(THE PROBLEM):
Write out exactly, please, the lines from the one containing "Extract all readable text from this page." to the end of the material.

(TASK INPUTS):
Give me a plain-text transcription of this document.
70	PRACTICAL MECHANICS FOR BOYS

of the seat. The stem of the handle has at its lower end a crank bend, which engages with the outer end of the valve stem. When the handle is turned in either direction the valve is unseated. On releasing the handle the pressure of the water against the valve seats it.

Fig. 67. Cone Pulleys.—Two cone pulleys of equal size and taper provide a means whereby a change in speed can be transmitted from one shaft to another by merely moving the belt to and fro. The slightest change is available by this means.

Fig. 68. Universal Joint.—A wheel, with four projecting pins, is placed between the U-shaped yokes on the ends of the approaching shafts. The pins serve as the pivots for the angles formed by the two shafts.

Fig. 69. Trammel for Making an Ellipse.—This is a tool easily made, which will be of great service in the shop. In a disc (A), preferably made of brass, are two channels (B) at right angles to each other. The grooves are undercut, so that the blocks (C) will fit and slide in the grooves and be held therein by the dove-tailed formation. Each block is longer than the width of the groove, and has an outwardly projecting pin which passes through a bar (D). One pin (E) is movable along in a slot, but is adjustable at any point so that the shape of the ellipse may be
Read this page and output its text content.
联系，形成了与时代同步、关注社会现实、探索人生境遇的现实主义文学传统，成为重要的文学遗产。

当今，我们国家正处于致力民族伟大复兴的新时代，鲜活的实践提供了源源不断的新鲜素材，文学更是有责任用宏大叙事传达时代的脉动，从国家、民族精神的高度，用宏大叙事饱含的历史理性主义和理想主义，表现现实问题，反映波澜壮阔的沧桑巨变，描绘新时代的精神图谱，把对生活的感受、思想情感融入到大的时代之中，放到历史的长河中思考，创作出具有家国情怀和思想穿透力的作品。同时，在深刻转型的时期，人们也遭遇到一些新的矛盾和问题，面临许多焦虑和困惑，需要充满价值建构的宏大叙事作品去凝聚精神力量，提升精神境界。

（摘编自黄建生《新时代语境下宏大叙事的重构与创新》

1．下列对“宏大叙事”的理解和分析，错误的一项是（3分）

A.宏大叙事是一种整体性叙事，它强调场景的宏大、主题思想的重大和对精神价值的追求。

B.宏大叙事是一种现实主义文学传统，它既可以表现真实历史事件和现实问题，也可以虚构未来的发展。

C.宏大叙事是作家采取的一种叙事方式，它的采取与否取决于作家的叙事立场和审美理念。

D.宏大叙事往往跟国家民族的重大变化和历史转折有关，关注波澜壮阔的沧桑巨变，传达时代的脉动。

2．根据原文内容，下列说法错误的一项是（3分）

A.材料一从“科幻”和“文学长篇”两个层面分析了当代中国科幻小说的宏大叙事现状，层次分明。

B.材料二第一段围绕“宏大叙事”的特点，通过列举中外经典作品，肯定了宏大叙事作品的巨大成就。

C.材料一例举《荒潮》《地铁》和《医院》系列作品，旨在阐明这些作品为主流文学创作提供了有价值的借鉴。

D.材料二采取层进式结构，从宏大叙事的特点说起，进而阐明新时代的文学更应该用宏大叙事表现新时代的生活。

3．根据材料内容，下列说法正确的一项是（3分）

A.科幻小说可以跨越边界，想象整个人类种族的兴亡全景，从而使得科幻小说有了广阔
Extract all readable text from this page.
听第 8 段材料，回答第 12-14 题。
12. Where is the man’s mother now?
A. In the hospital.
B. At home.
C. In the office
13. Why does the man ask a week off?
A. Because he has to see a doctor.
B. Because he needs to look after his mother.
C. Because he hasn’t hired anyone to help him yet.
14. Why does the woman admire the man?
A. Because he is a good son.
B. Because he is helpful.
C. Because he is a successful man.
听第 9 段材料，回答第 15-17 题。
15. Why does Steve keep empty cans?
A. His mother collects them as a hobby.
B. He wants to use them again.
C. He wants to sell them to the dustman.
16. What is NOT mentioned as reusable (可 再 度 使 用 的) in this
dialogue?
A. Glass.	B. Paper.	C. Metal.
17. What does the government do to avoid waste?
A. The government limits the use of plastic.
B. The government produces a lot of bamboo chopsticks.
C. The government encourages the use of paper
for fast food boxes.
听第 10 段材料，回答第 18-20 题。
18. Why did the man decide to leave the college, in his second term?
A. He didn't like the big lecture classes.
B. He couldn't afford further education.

(CORRECT OUTPUT):
Extract all readable text from this page.
听第 8 段材料，回答第 12-14 题。
12. Where is the man’s mother now?
A. In the hospital.
B. At home.
C. In the office
13. Why does the man ask a week off?
A. Because he has to see a doctor.
B. Because he needs to look after his mother.
C. Because he hasn’t hired anyone to help him yet.
14. Why does the woman admire the man?
A. Because he is a good son.
B. Because he is helpful.
C. Because he is a successful man.
听第 9 段材料，回答第 15-17 题。
15. Why does Steve keep empty cans?
A. His mother collects them as a hobby.
B. He wants to use them again.
C. He wants to sell them to the dustman.
16. What is NOT mentioned as reusable (可 再 度 使 用 的) in this
dialogue?
A. Glass.	B. Paper.	C. Metal.
17. What does the government do to avoid waste?
A. The government limits the use of plastic.
B. The government produces a lot of bamboo chopsticks.
C. The government encourages the use of paper
for fast food boxes.
听第 10 段材料，回答第 18-20 题。
18. Why did the man decide to leave the college, in his second term?
A. He didn't like the big lecture classes.
B. He couldn't afford further education.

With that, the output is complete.